• [Do this] Set down each entry exactly as given; pictures should not appear in the copy.

(Stored dataset items)

· · · ·

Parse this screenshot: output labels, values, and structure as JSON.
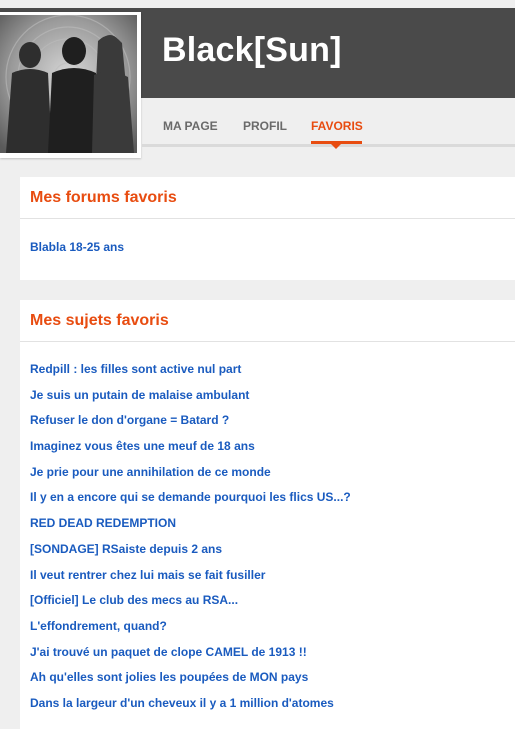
{
  "profile": {
    "username": "Black[Sun]",
    "avatar_icon": "silhouettes-avatar"
  },
  "tabs": [
    {
      "label": "MA PAGE",
      "active": false
    },
    {
      "label": "PROFIL",
      "active": false
    },
    {
      "label": "FAVORIS",
      "active": true
    }
  ],
  "colors": {
    "accent": "#e84c10",
    "link": "#1a5bbf",
    "header_bg": "#4a4a4a"
  },
  "favorite_forums": {
    "title": "Mes forums favoris",
    "items": [
      "Blabla 18-25 ans"
    ]
  },
  "favorite_topics": {
    "title": "Mes sujets favoris",
    "items": [
      "Redpill : les filles sont active nul part",
      "Je suis un putain de malaise ambulant",
      "Refuser le don d'organe = Batard ?",
      "Imaginez vous êtes une meuf de 18 ans",
      "Je prie pour une annihilation de ce monde",
      "Il y en a encore qui se demande pourquoi les flics US...?",
      "RED DEAD REDEMPTION",
      "[SONDAGE] RSaiste depuis 2 ans",
      "Il veut rentrer chez lui mais se fait fusiller",
      "[Officiel] Le club des mecs au RSA...",
      "L'effondrement, quand?",
      "J'ai trouvé un paquet de clope CAMEL de 1913 !!",
      "Ah qu'elles sont jolies les poupées de MON pays",
      "Dans la largeur d'un cheveux il y a 1 million d'atomes"
    ]
  }
}
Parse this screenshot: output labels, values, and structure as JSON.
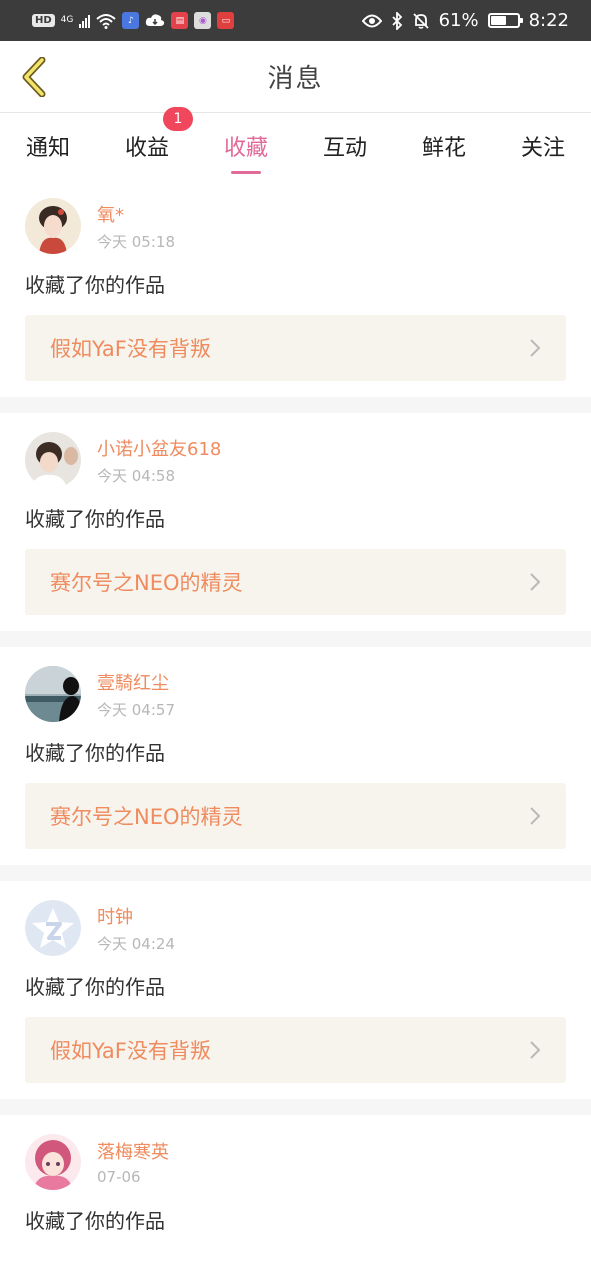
{
  "status_bar": {
    "hd": "HD",
    "network": "4G",
    "battery": "61%",
    "time": "8:22"
  },
  "header": {
    "title": "消息",
    "back_icon": "back-chevron-icon"
  },
  "tabs": [
    {
      "label": "通知",
      "active": false
    },
    {
      "label": "收益",
      "active": false,
      "badge": "1"
    },
    {
      "label": "收藏",
      "active": true
    },
    {
      "label": "互动",
      "active": false
    },
    {
      "label": "鲜花",
      "active": false
    },
    {
      "label": "关注",
      "active": false
    }
  ],
  "feed": [
    {
      "user": "氧*",
      "time": "今天 05:18",
      "action": "收藏了你的作品",
      "work": "假如YaF没有背叛"
    },
    {
      "user": "小诺小盆友618",
      "time": "今天 04:58",
      "action": "收藏了你的作品",
      "work": "赛尔号之NEO的精灵"
    },
    {
      "user": "壹騎红尘",
      "time": "今天 04:57",
      "action": "收藏了你的作品",
      "work": "赛尔号之NEO的精灵"
    },
    {
      "user": "时钟",
      "time": "今天 04:24",
      "action": "收藏了你的作品",
      "work": "假如YaF没有背叛"
    },
    {
      "user": "落梅寒英",
      "time": "07-06",
      "action": "收藏了你的作品",
      "work": ""
    }
  ],
  "colors": {
    "accent": "#e26a98",
    "username": "#ef8b5f",
    "badge": "#f1475c",
    "work_bg": "#f6f4ec"
  }
}
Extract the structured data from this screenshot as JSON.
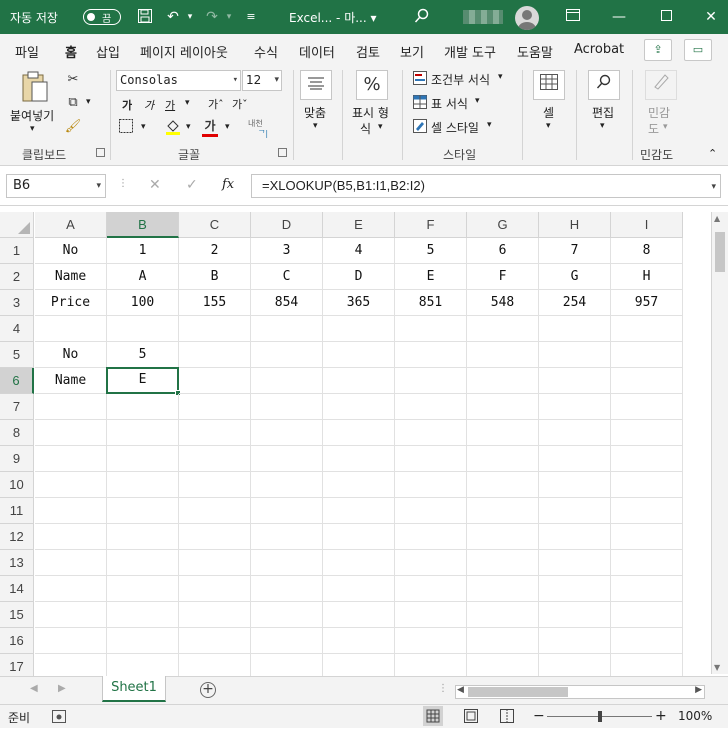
{
  "titlebar": {
    "autosave_label": "자동 저장",
    "autosave_state": "끔",
    "file_title": "Excel...  -  마... ▾",
    "colors": {
      "bg": "#217346"
    }
  },
  "tabs": [
    "파일",
    "홈",
    "삽입",
    "페이지 레이아웃",
    "수식",
    "데이터",
    "검토",
    "보기",
    "개발 도구",
    "도움말",
    "Acrobat"
  ],
  "active_tab": "홈",
  "ribbon": {
    "clipboard": {
      "paste": "붙여넣기",
      "label": "클립보드"
    },
    "font": {
      "name": "Consolas",
      "size": "12",
      "label": "글꼴",
      "grow": "가ˆ",
      "shrink": "가ˇ",
      "bold": "가",
      "italic": "가",
      "underline": "가",
      "color_letter": "가",
      "phonetic": "내천"
    },
    "alignment": {
      "label": "맞춤"
    },
    "number": {
      "label_line1": "표시 형",
      "label_line2": "식"
    },
    "styles": {
      "conditional": "조건부 서식",
      "table": "표 서식",
      "cell": "셀 스타일",
      "label": "스타일"
    },
    "cells": {
      "label": "셀"
    },
    "editing": {
      "label": "편집"
    },
    "sensitivity": {
      "label_line1": "민감",
      "label_line2": "도",
      "group": "민감도"
    }
  },
  "formula_bar": {
    "name_box": "B6",
    "formula": "=XLOOKUP(B5,B1:I1,B2:I2)",
    "fx": "fx"
  },
  "grid": {
    "columns": [
      "A",
      "B",
      "C",
      "D",
      "E",
      "F",
      "G",
      "H",
      "I"
    ],
    "rows": [
      "1",
      "2",
      "3",
      "4",
      "5",
      "6",
      "7",
      "8",
      "9",
      "10",
      "11",
      "12",
      "13",
      "14",
      "15",
      "16",
      "17"
    ],
    "cells": [
      [
        "No",
        "1",
        "2",
        "3",
        "4",
        "5",
        "6",
        "7",
        "8"
      ],
      [
        "Name",
        "A",
        "B",
        "C",
        "D",
        "E",
        "F",
        "G",
        "H"
      ],
      [
        "Price",
        "100",
        "155",
        "854",
        "365",
        "851",
        "548",
        "254",
        "957"
      ],
      [
        "",
        "",
        "",
        "",
        "",
        "",
        "",
        "",
        ""
      ],
      [
        "No",
        "5",
        "",
        "",
        "",
        "",
        "",
        "",
        ""
      ],
      [
        "Name",
        "E",
        "",
        "",
        "",
        "",
        "",
        "",
        ""
      ]
    ],
    "selected_col": "B",
    "selected_row": "6"
  },
  "sheets": {
    "active": "Sheet1"
  },
  "status": {
    "mode": "준비",
    "zoom": "100%"
  }
}
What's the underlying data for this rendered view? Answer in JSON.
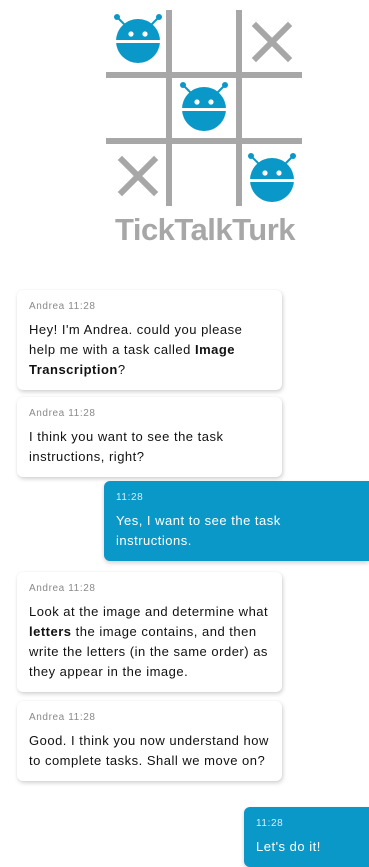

· · · ·

• [Problem solution]
Parse this screenshot: output labels, values, and structure as JSON.
{
  "profile": {
    "username": "Black[Sun]",
    "avatar_icon": "silhouettes-avatar"
  },
  "tabs": [
    {
      "label": "MA PAGE",
      "active": false
    },
    {
      "label": "PROFIL",
      "active": false
    },
    {
      "label": "FAVORIS",
      "active": true
    }
  ],
  "colors": {
    "accent": "#e84c10",
    "link": "#1a5bbf",
    "header_bg": "#4a4a4a"
  },
  "favorite_forums": {
    "title": "Mes forums favoris",
    "items": [
      "Blabla 18-25 ans"
    ]
  },
  "favorite_topics": {
    "title": "Mes sujets favoris",
    "items": [
      "Redpill : les filles sont active nul part",
      "Je suis un putain de malaise ambulant",
      "Refuser le don d'organe = Batard ?",
      "Imaginez vous êtes une meuf de 18 ans",
      "Je prie pour une annihilation de ce monde",
      "Il y en a encore qui se demande pourquoi les flics US...?",
      "RED DEAD REDEMPTION",
      "[SONDAGE] RSaiste depuis 2 ans",
      "Il veut rentrer chez lui mais se fait fusiller",
      "[Officiel] Le club des mecs au RSA...",
      "L'effondrement, quand?",
      "J'ai trouvé un paquet de clope CAMEL de 1913 !!",
      "Ah qu'elles sont jolies les poupées de MON pays",
      "Dans la largeur d'un cheveux il y a 1 million d'atomes"
    ]
  }
}
Parse this screenshot: output labels, values, and structure as JSON.
{
  "status_bar": {
    "hd": "HD",
    "network": "4G",
    "battery": "61%",
    "time": "8:22"
  },
  "header": {
    "title": "消息",
    "back_icon": "back-chevron-icon"
  },
  "tabs": [
    {
      "label": "通知",
      "active": false
    },
    {
      "label": "收益",
      "active": false,
      "badge": "1"
    },
    {
      "label": "收藏",
      "active": true
    },
    {
      "label": "互动",
      "active": false
    },
    {
      "label": "鲜花",
      "active": false
    },
    {
      "label": "关注",
      "active": false
    }
  ],
  "feed": [
    {
      "user": "氧*",
      "time": "今天 05:18",
      "action": "收藏了你的作品",
      "work": "假如YaF没有背叛"
    },
    {
      "user": "小诺小盆友618",
      "time": "今天 04:58",
      "action": "收藏了你的作品",
      "work": "赛尔号之NEO的精灵"
    },
    {
      "user": "壹騎红尘",
      "time": "今天 04:57",
      "action": "收藏了你的作品",
      "work": "赛尔号之NEO的精灵"
    },
    {
      "user": "时钟",
      "time": "今天 04:24",
      "action": "收藏了你的作品",
      "work": "假如YaF没有背叛"
    },
    {
      "user": "落梅寒英",
      "time": "07-06",
      "action": "收藏了你的作品",
      "work": ""
    }
  ],
  "colors": {
    "accent": "#e26a98",
    "username": "#ef8b5f",
    "badge": "#f1475c",
    "work_bg": "#f6f4ec"
  }
}
Extract the structured data from this screenshot as JSON.
{
  "titlebar": {
    "autosave_label": "자동 저장",
    "autosave_state": "끔",
    "file_title": "Excel...  -  마... ▾",
    "colors": {
      "bg": "#217346"
    }
  },
  "tabs": [
    "파일",
    "홈",
    "삽입",
    "페이지 레이아웃",
    "수식",
    "데이터",
    "검토",
    "보기",
    "개발 도구",
    "도움말",
    "Acrobat"
  ],
  "active_tab": "홈",
  "ribbon": {
    "clipboard": {
      "paste": "붙여넣기",
      "label": "클립보드"
    },
    "font": {
      "name": "Consolas",
      "size": "12",
      "label": "글꼴",
      "grow": "가ˆ",
      "shrink": "가ˇ",
      "bold": "가",
      "italic": "가",
      "underline": "가",
      "color_letter": "가",
      "phonetic": "내천"
    },
    "alignment": {
      "label": "맞춤"
    },
    "number": {
      "label_line1": "표시 형",
      "label_line2": "식"
    },
    "styles": {
      "conditional": "조건부 서식",
      "table": "표 서식",
      "cell": "셀 스타일",
      "label": "스타일"
    },
    "cells": {
      "label": "셀"
    },
    "editing": {
      "label": "편집"
    },
    "sensitivity": {
      "label_line1": "민감",
      "label_line2": "도",
      "group": "민감도"
    }
  },
  "formula_bar": {
    "name_box": "B6",
    "formula": "=XLOOKUP(B5,B1:I1,B2:I2)",
    "fx": "fx"
  },
  "grid": {
    "columns": [
      "A",
      "B",
      "C",
      "D",
      "E",
      "F",
      "G",
      "H",
      "I"
    ],
    "rows": [
      "1",
      "2",
      "3",
      "4",
      "5",
      "6",
      "7",
      "8",
      "9",
      "10",
      "11",
      "12",
      "13",
      "14",
      "15",
      "16",
      "17"
    ],
    "cells": [
      [
        "No",
        "1",
        "2",
        "3",
        "4",
        "5",
        "6",
        "7",
        "8"
      ],
      [
        "Name",
        "A",
        "B",
        "C",
        "D",
        "E",
        "F",
        "G",
        "H"
      ],
      [
        "Price",
        "100",
        "155",
        "854",
        "365",
        "851",
        "548",
        "254",
        "957"
      ],
      [
        "",
        "",
        "",
        "",
        "",
        "",
        "",
        "",
        ""
      ],
      [
        "No",
        "5",
        "",
        "",
        "",
        "",
        "",
        "",
        ""
      ],
      [
        "Name",
        "E",
        "",
        "",
        "",
        "",
        "",
        "",
        ""
      ]
    ],
    "selected_col": "B",
    "selected_row": "6"
  },
  "sheets": {
    "active": "Sheet1"
  },
  "status": {
    "mode": "준비",
    "zoom": "100%"
  }
}
What's the underlying data for this rendered view? Answer in JSON.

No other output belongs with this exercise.